▸ Extrait du document:
Une Europe en guerre contre un ennemi qu’elle s’invente

Blog Médiapart (France), 10/05/2013

Frontex, mot valise européen à consonance française pour rendre hommage, dit-on, à la belle attitude de notre pays dans la guerre aux migrants extra-européens, c’est une machine de guerre contre "l’invasion" de la plantureuse Europe par de prétendues hordes de mendiants.

Un budget en croissance très rapide en période d’économies, pour une externalisation qui consiste pour les Etats européens, selon Claire Rodier, "à sous-traiter la gestion de l’immigration irrégulière aux pays limitrophes (Maghreb, Europe de l’Est) [ce qui] a plusieurs avantages : d’une part, elle opère un transfert du « sale boulot » (déportations de masse, détentions arbitraires, tortures) dans des pays dont les standards sont moins élevés qu’en Europe, en permettant de s’affranchir des obligations que les lois européennes imposent en matière « de respect des droits de l’homme » ; d’autre part, elle participe du rapport de dépendance que l’Union Européenne entretient avec son voisinage proche. Car, aux pays concernés, on promet, en échange de leur collaboration, le financement d’actions de coopération ou des contreparties de nature politique ou diplomatique. Mais ils n’ont en général ni la capacité matérielle, ni le cadre juridique, ni la volonté politique d’assumer le rôle de « cordon sanitaire » de l’Europe qu’on leur assigne."

Un marché lucratif pour les entreprises de sécurité, "[qui] déploie[nt] des forces humaines (des policiers “nationaux”) et techniques (des hélicoptères, des avions, des navires, des radars, des caméras thermiques, des sondes mesurant le taux de gaz carbonique émis, des détecteurs de battements de cœur et bientôt… des drones) en Méditerranée et à l’est de l’Europe".

▸ Données fournies:
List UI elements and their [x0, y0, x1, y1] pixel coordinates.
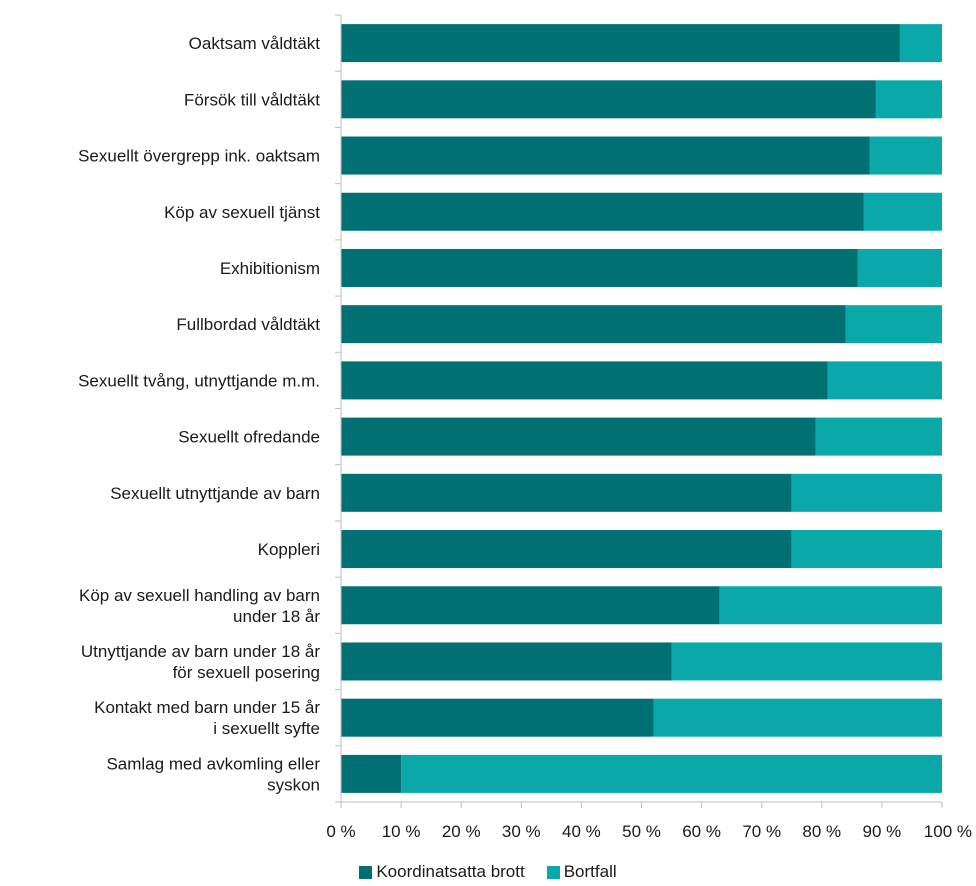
bar-bortfall-4	[857, 248, 942, 287]
category-label-10-line-1: under 18 år	[233, 607, 320, 626]
category-label-6: Sexuellt tvång, utnyttjande m.m.	[78, 371, 320, 390]
x-tick-label-10: 100 %	[924, 822, 972, 841]
bar-bortfall-6	[827, 361, 942, 400]
bar-koordinatsatta-1	[341, 80, 876, 119]
x-tick-label-5: 50 %	[622, 822, 661, 841]
category-label-12-line-1: i sexuellt syfte	[213, 719, 320, 738]
legend-swatch-koordinatsatta	[359, 865, 373, 879]
bar-koordinatsatta-3	[341, 192, 864, 231]
bar-bortfall-13	[401, 754, 943, 793]
category-label-2: Sexuellt övergrepp ink. oaktsam	[78, 147, 320, 166]
bar-bortfall-7	[815, 417, 942, 456]
legend-item-koordinatsatta: Koordinatsatta brott	[359, 862, 525, 882]
bar-koordinatsatta-13	[341, 754, 402, 793]
bar-bortfall-8	[791, 473, 942, 512]
legend: Koordinatsatta brott Bortfall	[0, 858, 976, 886]
bar-koordinatsatta-0	[341, 24, 900, 63]
bar-bortfall-2	[869, 136, 942, 175]
category-label-10-line-0: Köp av sexuell handling av barn	[79, 586, 320, 605]
bar-koordinatsatta-7	[341, 417, 816, 456]
bar-koordinatsatta-4	[341, 248, 858, 287]
legend-label-bortfall: Bortfall	[563, 862, 617, 881]
category-label-11-line-1: för sexuell posering	[173, 663, 320, 682]
bar-koordinatsatta-9	[341, 530, 792, 569]
x-tick-label-2: 20 %	[442, 822, 481, 841]
bar-bortfall-12	[653, 698, 942, 737]
x-tick-label-4: 40 %	[562, 822, 601, 841]
bar-koordinatsatta-12	[341, 698, 654, 737]
bar-koordinatsatta-8	[341, 473, 792, 512]
bar-koordinatsatta-2	[341, 136, 870, 175]
category-label-9: Koppleri	[258, 540, 320, 559]
category-label-1: Försök till våldtäkt	[184, 90, 320, 109]
bar-bortfall-5	[845, 305, 942, 344]
category-label-13-line-1: syskon	[267, 775, 320, 794]
x-tick-label-0: 0 %	[326, 822, 355, 841]
x-tick-label-1: 10 %	[382, 822, 421, 841]
bar-koordinatsatta-6	[341, 361, 828, 400]
category-label-7: Sexuellt ofredande	[178, 428, 320, 447]
legend-item-bortfall: Bortfall	[546, 862, 617, 882]
category-label-13-line-0: Samlag med avkomling eller	[106, 754, 320, 773]
category-label-0: Oaktsam våldtäkt	[189, 34, 321, 53]
bar-koordinatsatta-10	[341, 586, 720, 625]
category-label-12-line-0: Kontakt med barn under 15 år	[94, 698, 320, 717]
bar-bortfall-3	[863, 192, 942, 231]
legend-label-koordinatsatta: Koordinatsatta brott	[376, 862, 525, 881]
x-tick-label-3: 30 %	[502, 822, 541, 841]
category-label-5: Fullbordad våldtäkt	[176, 315, 320, 334]
bar-bortfall-10	[719, 586, 942, 625]
bar-koordinatsatta-11	[341, 642, 672, 681]
legend-swatch-bortfall	[546, 865, 560, 879]
x-tick-label-6: 60 %	[682, 822, 721, 841]
x-tick-label-9: 90 %	[863, 822, 902, 841]
x-tick-label-8: 80 %	[802, 822, 841, 841]
stacked-bar-chart: Oaktsam våldtäkt Försök till våldtäkt Sexu…	[78, 14, 972, 841]
bar-bortfall-1	[875, 80, 942, 119]
category-label-11-line-0: Utnyttjande av barn under 18 år	[81, 642, 320, 661]
bar-koordinatsatta-5	[341, 305, 846, 344]
category-label-3: Köp av sexuell tjänst	[164, 203, 320, 222]
bar-bortfall-9	[791, 530, 942, 569]
category-label-8: Sexuellt utnyttjande av barn	[110, 484, 320, 503]
x-tick-label-7: 70 %	[742, 822, 781, 841]
bar-bortfall-0	[899, 24, 942, 63]
bar-bortfall-11	[671, 642, 942, 681]
category-label-4: Exhibitionism	[220, 259, 320, 278]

▸ Consignes:
a - Pouvez-vous citer, tirée des enregistrements, la partie qui s'ouvre sur la ligne contenant "248, 942, 287]" et se termine sur la ligne contenant "754, 943, 793]", ces deux lignes comprises ?
b - Pouvez-vous prolonger l'extrait sur Frontex à la suite de sa dernière phrase ?
L'extrait sur Frontex et les enregistrements n'ont aucun lien entre eux.

▸ Réponses attendues:
a -
bar-bortfall-4	[857, 248, 942, 287]
category-label-10-line-1: under 18 år	[233, 607, 320, 626]
category-label-6: Sexuellt tvång, utnyttjande m.m.	[78, 371, 320, 390]
x-tick-label-10: 100 %	[924, 822, 972, 841]
bar-bortfall-6	[827, 361, 942, 400]
bar-koordinatsatta-1	[341, 80, 876, 119]
x-tick-label-5: 50 %	[622, 822, 661, 841]
category-label-12-line-1: i sexuellt syfte	[213, 719, 320, 738]
legend-swatch-koordinatsatta	[359, 865, 373, 879]
bar-koordinatsatta-3	[341, 192, 864, 231]
bar-bortfall-13	[401, 754, 943, 793]

b -
Ces dispositifs de blocage obligent les candidats à la migration vers l’Europe à emprunter des routes nouvelles, plus longues et plus dangereuses. De ce fait, on estime à plusieurs milliers par an le nombre de morts.

Frontex participe à la recherche internationale dans son domaine. En témoigne l’organisation d’un Workshop on innovation in border control en août 2013 à Uppsala. Au programme :

Détection, identification et authentication des étrangers "à risque"
Communication entre les équipes opérationnelles et les autorités locales de contrôle des frontières
Partage de l’information concernant la sécurité des frontières, interopérabilité
Acquisition, fusion et utilisation des données relatives à la sécurité des frontières
Evolutions technologiques, acceptabilité et intégration. En Newspeak dans le texte : "CHALLENGE : Various new technologies with border control application potential are emerging, however, their integration into the border control processing chain poses administrative, technical, societal, privacy and human-machine optimisation issues". La prise en compte des transgressions de toutes natures attendues des évolutions engagées fait partie intégrante de la réflexion qui le programme !
Le développement galopant de cette armada (6 millions d’euros en 2005, 86 millions en 2011) s’accompagne inévitablement d’un questionnement sur la nature de ses interventions. Un consortium d’une quinzaine d’associations de sept pays (Belgique, Cameroun, France, Italie, Mali, Maroc, Mauritanie) et deux réseaux euro-africains ne se font pas d’illusions. "Symbole de la politique sécuritaire en matière migratoire et bras armé des États membres de l’UE, Frontex pose question notamment concernant la violation des droits lors de l’interception et du renvoi forcé des migrant.e.s. : Que se passe-t-il véritablement aux frontières ? Et qui est responsable de ce qui s’y passe ?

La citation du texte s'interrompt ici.